**SHORT PROBLEM:** Provide an exact transcription of all the records.
_ _ _
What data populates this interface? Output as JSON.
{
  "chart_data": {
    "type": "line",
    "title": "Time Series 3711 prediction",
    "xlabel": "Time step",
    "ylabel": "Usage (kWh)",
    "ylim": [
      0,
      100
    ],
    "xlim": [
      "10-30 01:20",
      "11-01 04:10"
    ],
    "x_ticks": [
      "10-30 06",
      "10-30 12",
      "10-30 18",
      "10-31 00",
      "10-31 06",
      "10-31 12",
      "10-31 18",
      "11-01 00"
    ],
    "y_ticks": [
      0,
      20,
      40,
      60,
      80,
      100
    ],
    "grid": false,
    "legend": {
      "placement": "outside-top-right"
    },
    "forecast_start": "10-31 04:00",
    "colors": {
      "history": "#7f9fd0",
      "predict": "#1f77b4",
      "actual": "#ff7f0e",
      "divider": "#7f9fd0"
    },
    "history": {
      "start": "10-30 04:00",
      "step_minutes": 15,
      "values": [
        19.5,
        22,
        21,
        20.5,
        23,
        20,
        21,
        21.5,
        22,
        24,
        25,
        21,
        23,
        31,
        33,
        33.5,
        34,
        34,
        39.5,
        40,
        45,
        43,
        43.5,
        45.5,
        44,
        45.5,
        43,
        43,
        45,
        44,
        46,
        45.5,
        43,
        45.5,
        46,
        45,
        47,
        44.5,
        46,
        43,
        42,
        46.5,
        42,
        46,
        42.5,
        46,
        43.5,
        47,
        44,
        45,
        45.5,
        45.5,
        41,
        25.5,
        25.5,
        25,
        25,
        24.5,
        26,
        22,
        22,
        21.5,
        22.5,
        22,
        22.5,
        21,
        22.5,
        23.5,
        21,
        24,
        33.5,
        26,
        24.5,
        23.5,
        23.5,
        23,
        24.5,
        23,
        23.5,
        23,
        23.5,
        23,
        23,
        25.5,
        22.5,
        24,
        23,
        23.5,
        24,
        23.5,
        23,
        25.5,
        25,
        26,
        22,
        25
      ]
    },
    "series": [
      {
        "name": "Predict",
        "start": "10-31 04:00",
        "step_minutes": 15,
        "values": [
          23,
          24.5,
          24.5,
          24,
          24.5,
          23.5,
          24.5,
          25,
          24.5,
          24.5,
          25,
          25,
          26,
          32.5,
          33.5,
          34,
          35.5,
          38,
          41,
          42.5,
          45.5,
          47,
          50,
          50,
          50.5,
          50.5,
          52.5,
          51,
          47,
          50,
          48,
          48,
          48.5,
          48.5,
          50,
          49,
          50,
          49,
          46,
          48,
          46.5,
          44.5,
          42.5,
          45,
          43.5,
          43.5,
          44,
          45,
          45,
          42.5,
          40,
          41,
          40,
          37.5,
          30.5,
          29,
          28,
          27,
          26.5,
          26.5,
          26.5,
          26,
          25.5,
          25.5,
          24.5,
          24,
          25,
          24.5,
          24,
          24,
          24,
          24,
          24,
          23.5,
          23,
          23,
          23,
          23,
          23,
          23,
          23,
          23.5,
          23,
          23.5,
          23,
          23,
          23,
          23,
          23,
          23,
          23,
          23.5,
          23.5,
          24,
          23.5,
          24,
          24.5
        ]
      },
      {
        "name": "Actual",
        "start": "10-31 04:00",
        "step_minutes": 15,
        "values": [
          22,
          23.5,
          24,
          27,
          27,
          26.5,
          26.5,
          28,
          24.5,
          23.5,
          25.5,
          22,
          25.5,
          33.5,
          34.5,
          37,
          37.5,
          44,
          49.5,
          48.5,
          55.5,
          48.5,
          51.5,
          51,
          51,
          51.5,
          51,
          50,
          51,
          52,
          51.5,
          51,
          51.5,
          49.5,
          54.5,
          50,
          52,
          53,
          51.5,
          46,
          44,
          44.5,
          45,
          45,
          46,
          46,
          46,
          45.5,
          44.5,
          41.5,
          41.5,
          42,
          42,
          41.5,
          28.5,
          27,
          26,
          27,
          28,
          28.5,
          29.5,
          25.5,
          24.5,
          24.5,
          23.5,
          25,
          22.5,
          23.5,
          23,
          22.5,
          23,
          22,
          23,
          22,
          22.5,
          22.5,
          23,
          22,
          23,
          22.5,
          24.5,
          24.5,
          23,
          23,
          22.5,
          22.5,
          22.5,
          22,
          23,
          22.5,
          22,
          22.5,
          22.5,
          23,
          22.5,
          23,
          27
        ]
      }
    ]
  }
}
_ _ _
**RESPONSE FOR THIS EXERCISE:**
What data populates this interface? Output as JSON.
{
  "chart_data": {
    "type": "line",
    "title": "Time Series 3711 prediction",
    "xlabel": "Time step",
    "ylabel": "Usage (kWh)",
    "ylim": [
      0,
      100
    ],
    "xlim": [
      "10-30 01:20",
      "11-01 04:10"
    ],
    "x_ticks": [
      "10-30 06",
      "10-30 12",
      "10-30 18",
      "10-31 00",
      "10-31 06",
      "10-31 12",
      "10-31 18",
      "11-01 00"
    ],
    "y_ticks": [
      0,
      20,
      40,
      60,
      80,
      100
    ],
    "grid": false,
    "legend": {
      "placement": "outside-top-right"
    },
    "forecast_start": "10-31 04:00",
    "colors": {
      "history": "#7f9fd0",
      "predict": "#1f77b4",
      "actual": "#ff7f0e",
      "divider": "#7f9fd0"
    },
    "history": {
      "start": "10-30 04:00",
      "step_minutes": 15,
      "values": [
        19.5,
        22,
        21,
        20.5,
        23,
        20,
        21,
        21.5,
        22,
        24,
        25,
        21,
        23,
        31,
        33,
        33.5,
        34,
        34,
        39.5,
        40,
        45,
        43,
        43.5,
        45.5,
        44,
        45.5,
        43,
        43,
        45,
        44,
        46,
        45.5,
        43,
        45.5,
        46,
        45,
        47,
        44.5,
        46,
        43,
        42,
        46.5,
        42,
        46,
        42.5,
        46,
        43.5,
        47,
        44,
        45,
        45.5,
        45.5,
        41,
        25.5,
        25.5,
        25,
        25,
        24.5,
        26,
        22,
        22,
        21.5,
        22.5,
        22,
        22.5,
        21,
        22.5,
        23.5,
        21,
        24,
        33.5,
        26,
        24.5,
        23.5,
        23.5,
        23,
        24.5,
        23,
        23.5,
        23,
        23.5,
        23,
        23,
        25.5,
        22.5,
        24,
        23,
        23.5,
        24,
        23.5,
        23,
        25.5,
        25,
        26,
        22,
        25
      ]
    },
    "series": [
      {
        "name": "Predict",
        "start": "10-31 04:00",
        "step_minutes": 15,
        "values": [
          23,
          24.5,
          24.5,
          24,
          24.5,
          23.5,
          24.5,
          25,
          24.5,
          24.5,
          25,
          25,
          26,
          32.5,
          33.5,
          34,
          35.5,
          38,
          41,
          42.5,
          45.5,
          47,
          50,
          50,
          50.5,
          50.5,
          52.5,
          51,
          47,
          50,
          48,
          48,
          48.5,
          48.5,
          50,
          49,
          50,
          49,
          46,
          48,
          46.5,
          44.5,
          42.5,
          45,
          43.5,
          43.5,
          44,
          45,
          45,
          42.5,
          40,
          41,
          40,
          37.5,
          30.5,
          29,
          28,
          27,
          26.5,
          26.5,
          26.5,
          26,
          25.5,
          25.5,
          24.5,
          24,
          25,
          24.5,
          24,
          24,
          24,
          24,
          24,
          23.5,
          23,
          23,
          23,
          23,
          23,
          23,
          23,
          23.5,
          23,
          23.5,
          23,
          23,
          23,
          23,
          23,
          23,
          23,
          23.5,
          23.5,
          24,
          23.5,
          24,
          24.5
        ]
      },
      {
        "name": "Actual",
        "start": "10-31 04:00",
        "step_minutes": 15,
        "values": [
          22,
          23.5,
          24,
          27,
          27,
          26.5,
          26.5,
          28,
          24.5,
          23.5,
          25.5,
          22,
          25.5,
          33.5,
          34.5,
          37,
          37.5,
          44,
          49.5,
          48.5,
          55.5,
          48.5,
          51.5,
          51,
          51,
          51.5,
          51,
          50,
          51,
          52,
          51.5,
          51,
          51.5,
          49.5,
          54.5,
          50,
          52,
          53,
          51.5,
          46,
          44,
          44.5,
          45,
          45,
          46,
          46,
          46,
          45.5,
          44.5,
          41.5,
          41.5,
          42,
          42,
          41.5,
          28.5,
          27,
          26,
          27,
          28,
          28.5,
          29.5,
          25.5,
          24.5,
          24.5,
          23.5,
          25,
          22.5,
          23.5,
          23,
          22.5,
          23,
          22,
          23,
          22,
          22.5,
          22.5,
          23,
          22,
          23,
          22.5,
          24.5,
          24.5,
          23,
          23,
          22.5,
          22.5,
          22.5,
          22,
          23,
          22.5,
          22,
          22.5,
          22.5,
          23,
          22.5,
          23,
          27
        ]
      }
    ]
  }
}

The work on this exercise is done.